> **REQUEST**
Scan the records for the word "allows". Copy each line that includes it.

> **DATASET RECORDS**
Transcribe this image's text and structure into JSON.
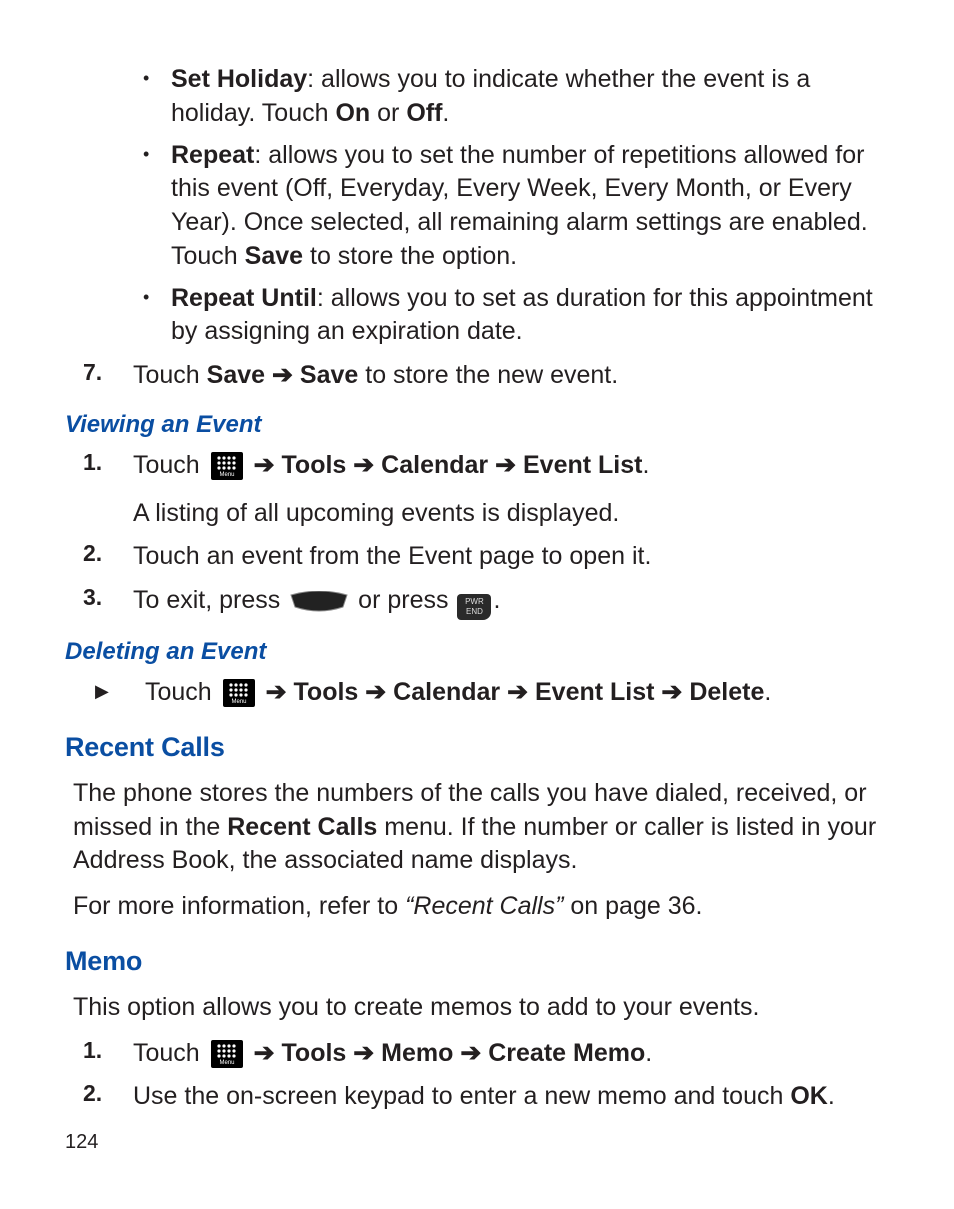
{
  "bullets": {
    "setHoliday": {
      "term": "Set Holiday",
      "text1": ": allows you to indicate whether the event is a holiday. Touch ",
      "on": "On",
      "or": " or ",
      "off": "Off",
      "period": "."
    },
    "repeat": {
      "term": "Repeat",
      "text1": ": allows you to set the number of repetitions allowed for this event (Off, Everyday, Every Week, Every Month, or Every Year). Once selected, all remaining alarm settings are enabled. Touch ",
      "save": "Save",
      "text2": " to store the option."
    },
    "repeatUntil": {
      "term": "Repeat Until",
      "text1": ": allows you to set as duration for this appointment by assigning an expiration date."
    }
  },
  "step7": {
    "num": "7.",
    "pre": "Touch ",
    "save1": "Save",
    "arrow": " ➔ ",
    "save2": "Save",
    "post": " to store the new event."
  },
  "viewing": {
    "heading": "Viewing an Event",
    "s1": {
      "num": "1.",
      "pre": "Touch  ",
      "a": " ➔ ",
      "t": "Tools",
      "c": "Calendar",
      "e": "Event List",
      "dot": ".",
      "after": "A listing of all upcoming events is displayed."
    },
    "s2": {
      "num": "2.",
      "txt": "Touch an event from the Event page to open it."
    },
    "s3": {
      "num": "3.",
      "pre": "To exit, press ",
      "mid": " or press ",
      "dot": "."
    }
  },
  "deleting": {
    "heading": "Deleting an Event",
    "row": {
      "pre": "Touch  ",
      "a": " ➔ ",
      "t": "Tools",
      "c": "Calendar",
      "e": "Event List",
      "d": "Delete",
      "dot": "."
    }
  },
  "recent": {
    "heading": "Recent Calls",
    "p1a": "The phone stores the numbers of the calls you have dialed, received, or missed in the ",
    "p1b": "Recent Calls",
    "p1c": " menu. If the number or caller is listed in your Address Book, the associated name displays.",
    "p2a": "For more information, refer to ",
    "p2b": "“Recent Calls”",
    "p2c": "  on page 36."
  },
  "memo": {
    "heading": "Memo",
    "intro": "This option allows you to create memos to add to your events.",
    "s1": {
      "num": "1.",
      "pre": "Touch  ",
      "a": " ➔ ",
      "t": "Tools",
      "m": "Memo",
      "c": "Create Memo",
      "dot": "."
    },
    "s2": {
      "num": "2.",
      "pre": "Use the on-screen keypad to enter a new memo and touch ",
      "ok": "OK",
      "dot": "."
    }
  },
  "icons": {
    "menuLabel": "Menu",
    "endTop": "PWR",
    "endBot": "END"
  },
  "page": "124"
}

==

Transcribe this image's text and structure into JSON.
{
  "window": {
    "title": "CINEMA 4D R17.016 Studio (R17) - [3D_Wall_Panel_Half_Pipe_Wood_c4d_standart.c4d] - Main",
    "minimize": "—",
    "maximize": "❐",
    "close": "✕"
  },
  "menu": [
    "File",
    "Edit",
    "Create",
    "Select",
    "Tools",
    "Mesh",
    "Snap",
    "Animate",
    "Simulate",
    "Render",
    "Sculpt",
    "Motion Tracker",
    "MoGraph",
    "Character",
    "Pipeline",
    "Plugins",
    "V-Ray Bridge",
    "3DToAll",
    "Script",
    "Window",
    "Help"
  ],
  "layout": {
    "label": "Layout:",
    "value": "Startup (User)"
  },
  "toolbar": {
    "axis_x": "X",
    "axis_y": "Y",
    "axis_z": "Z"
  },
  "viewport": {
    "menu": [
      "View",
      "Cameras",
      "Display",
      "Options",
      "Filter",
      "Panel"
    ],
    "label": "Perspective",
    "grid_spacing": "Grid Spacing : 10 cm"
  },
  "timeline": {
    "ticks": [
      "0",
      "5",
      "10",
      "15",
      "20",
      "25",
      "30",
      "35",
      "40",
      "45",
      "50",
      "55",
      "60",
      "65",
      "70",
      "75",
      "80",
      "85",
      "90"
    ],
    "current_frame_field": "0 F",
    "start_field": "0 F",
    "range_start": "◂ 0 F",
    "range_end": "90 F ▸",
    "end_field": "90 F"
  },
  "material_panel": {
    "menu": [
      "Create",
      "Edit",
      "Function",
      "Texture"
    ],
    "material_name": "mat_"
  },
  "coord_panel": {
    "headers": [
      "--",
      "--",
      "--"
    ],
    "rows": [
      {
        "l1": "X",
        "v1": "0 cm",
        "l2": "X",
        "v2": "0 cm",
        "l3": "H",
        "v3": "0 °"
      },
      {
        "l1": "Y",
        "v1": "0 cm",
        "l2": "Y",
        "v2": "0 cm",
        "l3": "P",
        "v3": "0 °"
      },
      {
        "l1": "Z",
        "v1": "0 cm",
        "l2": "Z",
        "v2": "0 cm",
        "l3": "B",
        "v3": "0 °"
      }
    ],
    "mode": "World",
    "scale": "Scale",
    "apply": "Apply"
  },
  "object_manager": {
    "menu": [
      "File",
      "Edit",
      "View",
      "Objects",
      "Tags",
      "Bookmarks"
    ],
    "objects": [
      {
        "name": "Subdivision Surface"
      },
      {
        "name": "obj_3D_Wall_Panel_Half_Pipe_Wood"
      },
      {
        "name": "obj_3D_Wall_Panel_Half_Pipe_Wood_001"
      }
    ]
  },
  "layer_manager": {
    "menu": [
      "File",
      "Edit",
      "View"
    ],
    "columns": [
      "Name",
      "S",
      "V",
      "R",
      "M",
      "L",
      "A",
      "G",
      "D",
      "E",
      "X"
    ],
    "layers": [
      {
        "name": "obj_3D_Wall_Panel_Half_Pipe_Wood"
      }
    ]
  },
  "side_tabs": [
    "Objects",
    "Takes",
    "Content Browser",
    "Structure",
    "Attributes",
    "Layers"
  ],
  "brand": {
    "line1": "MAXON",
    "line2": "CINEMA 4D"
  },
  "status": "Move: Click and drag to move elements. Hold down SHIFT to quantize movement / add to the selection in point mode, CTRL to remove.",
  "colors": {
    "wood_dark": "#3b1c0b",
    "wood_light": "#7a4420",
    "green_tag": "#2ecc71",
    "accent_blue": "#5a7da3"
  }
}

---

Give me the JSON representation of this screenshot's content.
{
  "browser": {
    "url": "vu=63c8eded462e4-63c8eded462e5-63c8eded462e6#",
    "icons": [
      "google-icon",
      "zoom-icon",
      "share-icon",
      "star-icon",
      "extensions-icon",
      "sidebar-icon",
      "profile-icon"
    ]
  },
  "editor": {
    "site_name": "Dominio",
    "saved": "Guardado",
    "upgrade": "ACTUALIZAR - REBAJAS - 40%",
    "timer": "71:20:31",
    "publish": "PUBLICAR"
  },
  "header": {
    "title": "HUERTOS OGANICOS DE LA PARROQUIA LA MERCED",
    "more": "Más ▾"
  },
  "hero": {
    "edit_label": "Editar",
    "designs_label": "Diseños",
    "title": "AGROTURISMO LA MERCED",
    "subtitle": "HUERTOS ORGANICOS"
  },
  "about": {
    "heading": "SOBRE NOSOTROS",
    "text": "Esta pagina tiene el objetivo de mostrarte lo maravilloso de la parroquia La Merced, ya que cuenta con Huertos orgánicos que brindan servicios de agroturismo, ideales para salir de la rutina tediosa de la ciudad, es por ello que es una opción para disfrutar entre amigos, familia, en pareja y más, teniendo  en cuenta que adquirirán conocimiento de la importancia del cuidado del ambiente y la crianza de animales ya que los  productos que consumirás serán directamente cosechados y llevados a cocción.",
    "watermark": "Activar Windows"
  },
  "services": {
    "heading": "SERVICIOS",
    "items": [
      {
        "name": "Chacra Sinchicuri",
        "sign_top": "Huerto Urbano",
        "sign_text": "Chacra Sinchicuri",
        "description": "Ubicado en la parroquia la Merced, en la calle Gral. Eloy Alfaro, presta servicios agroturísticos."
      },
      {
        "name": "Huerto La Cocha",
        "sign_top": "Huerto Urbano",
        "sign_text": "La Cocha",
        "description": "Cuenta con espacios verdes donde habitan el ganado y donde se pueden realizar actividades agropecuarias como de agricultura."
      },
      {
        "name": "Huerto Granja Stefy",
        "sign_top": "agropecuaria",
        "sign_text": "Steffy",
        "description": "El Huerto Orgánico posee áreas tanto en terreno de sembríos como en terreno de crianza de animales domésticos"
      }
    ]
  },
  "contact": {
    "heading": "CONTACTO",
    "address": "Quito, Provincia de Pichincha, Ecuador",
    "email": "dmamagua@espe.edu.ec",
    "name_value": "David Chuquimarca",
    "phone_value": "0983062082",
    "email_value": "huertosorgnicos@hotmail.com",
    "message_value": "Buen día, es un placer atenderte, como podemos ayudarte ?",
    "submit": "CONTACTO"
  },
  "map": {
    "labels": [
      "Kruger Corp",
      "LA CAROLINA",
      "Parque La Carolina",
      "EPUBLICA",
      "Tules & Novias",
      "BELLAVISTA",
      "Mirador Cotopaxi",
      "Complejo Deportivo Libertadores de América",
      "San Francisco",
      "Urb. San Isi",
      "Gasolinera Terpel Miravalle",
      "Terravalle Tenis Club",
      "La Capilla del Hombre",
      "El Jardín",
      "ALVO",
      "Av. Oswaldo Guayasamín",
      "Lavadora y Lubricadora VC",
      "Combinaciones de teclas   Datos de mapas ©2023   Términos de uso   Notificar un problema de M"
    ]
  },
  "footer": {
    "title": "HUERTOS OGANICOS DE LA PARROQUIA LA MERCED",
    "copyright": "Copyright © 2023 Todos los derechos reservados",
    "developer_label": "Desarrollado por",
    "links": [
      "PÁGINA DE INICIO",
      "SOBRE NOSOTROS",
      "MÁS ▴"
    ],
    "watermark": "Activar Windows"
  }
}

> **OUTPUT FOR THIS EXERCISE**
      "text1": ": allows you to indicate whether the event is a holiday. Touch ",
      "text1": ": allows you to set the number of repetitions allowed for this event (Off, Everyday, Every Week, Every Month, or Every Year). Once selected, all remaining alarm settings are enabled. Touch ",
      "text1": ": allows you to set as duration for this appointment by assigning an expiration date."
    "intro": "This option allows you to create memos to add to your events.",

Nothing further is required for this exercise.